▸ **Aim**:
Take each line containing the word "person" and copy it.

....

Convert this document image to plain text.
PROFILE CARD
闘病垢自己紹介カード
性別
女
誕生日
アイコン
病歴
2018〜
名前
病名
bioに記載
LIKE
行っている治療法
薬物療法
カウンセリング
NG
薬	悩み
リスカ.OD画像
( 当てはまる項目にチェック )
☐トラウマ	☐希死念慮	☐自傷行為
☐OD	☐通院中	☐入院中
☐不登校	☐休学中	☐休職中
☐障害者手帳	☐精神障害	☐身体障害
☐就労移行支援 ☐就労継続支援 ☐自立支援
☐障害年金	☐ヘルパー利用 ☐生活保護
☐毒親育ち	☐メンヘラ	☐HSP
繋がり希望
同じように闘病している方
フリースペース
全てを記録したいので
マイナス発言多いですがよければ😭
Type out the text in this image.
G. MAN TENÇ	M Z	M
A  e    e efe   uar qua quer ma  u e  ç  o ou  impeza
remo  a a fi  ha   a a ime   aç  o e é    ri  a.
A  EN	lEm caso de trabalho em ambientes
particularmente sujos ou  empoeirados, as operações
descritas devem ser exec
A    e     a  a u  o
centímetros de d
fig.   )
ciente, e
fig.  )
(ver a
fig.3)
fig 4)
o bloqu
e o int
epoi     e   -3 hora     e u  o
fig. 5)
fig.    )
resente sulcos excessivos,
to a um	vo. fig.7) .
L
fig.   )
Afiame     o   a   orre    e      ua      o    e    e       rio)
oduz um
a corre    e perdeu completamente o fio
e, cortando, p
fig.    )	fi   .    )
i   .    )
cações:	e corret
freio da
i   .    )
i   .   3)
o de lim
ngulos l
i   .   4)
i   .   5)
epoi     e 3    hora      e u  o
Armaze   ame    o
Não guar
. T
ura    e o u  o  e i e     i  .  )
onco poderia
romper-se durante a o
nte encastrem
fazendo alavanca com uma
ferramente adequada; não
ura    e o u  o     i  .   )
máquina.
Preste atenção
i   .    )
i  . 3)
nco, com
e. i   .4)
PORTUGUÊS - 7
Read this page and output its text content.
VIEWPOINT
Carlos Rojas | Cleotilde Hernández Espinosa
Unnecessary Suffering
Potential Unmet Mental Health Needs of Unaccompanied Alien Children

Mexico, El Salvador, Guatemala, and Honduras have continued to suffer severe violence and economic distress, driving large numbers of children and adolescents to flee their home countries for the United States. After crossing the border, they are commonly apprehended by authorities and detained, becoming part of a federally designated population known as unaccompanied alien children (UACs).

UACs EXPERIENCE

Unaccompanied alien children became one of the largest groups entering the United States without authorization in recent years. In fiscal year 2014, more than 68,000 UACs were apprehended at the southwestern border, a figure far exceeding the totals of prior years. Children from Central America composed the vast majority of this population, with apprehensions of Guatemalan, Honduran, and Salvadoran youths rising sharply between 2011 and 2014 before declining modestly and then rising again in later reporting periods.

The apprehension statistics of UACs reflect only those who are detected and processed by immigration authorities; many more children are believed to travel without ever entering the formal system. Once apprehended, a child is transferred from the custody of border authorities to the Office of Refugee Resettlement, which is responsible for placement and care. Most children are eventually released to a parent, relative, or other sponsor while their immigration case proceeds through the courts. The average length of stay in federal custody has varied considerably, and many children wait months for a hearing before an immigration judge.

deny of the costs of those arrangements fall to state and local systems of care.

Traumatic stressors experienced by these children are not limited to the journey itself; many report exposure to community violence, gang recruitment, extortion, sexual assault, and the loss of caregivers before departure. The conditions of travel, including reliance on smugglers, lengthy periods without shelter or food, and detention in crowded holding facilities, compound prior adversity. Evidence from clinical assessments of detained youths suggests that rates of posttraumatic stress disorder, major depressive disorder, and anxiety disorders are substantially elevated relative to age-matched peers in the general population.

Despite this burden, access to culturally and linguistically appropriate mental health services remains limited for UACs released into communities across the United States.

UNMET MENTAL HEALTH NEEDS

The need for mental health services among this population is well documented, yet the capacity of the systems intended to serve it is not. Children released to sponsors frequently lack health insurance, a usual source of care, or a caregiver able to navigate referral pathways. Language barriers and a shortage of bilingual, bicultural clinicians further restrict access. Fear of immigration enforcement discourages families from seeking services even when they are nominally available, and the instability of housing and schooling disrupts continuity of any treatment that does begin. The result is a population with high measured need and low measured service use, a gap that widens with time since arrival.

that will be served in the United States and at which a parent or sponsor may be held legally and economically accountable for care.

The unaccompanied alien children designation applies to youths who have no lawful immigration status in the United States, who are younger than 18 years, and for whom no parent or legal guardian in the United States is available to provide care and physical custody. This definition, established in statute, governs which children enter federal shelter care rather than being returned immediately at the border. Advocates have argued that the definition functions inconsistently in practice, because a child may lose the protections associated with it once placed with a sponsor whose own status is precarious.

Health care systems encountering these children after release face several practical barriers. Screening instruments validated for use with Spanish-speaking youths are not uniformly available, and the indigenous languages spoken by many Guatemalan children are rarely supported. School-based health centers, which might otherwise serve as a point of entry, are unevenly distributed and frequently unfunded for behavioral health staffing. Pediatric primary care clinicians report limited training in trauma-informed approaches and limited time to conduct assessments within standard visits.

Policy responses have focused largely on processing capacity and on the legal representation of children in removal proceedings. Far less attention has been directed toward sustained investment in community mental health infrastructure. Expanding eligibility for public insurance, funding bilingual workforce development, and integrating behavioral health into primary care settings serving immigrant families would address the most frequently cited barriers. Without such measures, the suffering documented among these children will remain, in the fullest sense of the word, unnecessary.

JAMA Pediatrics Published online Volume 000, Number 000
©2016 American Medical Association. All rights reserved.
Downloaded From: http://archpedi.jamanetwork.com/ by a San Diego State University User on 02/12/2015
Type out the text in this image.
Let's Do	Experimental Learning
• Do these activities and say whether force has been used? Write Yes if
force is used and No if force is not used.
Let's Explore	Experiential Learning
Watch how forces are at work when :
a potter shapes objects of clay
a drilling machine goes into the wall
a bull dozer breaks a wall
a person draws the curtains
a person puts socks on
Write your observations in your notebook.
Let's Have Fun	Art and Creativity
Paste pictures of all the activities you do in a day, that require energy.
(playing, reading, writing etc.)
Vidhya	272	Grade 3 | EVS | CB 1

....

▸ **Solution for this exercise**:
a person draws the curtains
a person puts socks on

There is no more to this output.